§ **EXERCISE DESCRIPTION**: Omit any picture, and return the remaining data exactly as written.

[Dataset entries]
* BEGIN *

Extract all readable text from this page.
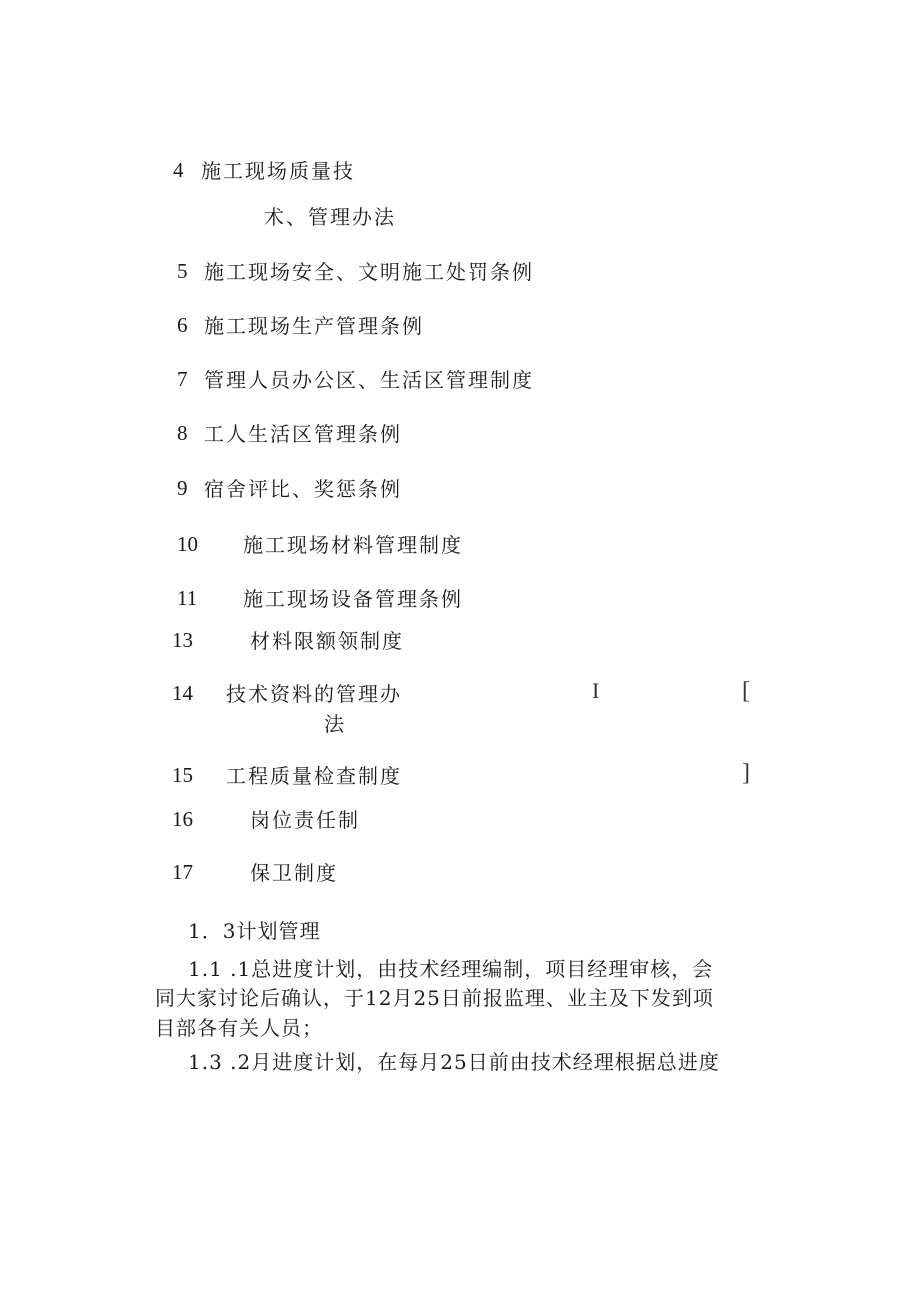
4 施工现场质量技
术、管理办法
5 施工现场安全、文明施工处罚条例
6 施工现场生产管理条例
7 管理人员办公区、生活区管理制度
8 工人生活区管理条例
9 宿舍评比、奖惩条例
10 施工现场材料管理制度
11 施工现场设备管理条例
13	材料限额领制度
14 技术资料的管理办
法
I	[
15 工程质量检查制度	]
16	岗位责任制
17	保卫制度
1．3计划管理
1.1 .1总进度计划，由技术经理编制，项目经理审核，会
同大家讨论后确认，于12月25日前报监理、业主及下发到项
目部各有关人员；
1.3 .2月进度计划，在每月25日前由技术经理根据总进度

* END *

§ **EXERCISE OUTPUT**:
Extract all readable text from this page.
4 施工现场质量技
术、管理办法
5 施工现场安全、文明施工处罚条例
6 施工现场生产管理条例
7 管理人员办公区、生活区管理制度
8 工人生活区管理条例
9 宿舍评比、奖惩条例
10 施工现场材料管理制度
11 施工现场设备管理条例
13	材料限额领制度
14 技术资料的管理办
法
I	[
15 工程质量检查制度	]
16	岗位责任制
17	保卫制度
1．3计划管理
1.1 .1总进度计划，由技术经理编制，项目经理审核，会
同大家讨论后确认，于12月25日前报监理、业主及下发到项
目部各有关人员；
1.3 .2月进度计划，在每月25日前由技术经理根据总进度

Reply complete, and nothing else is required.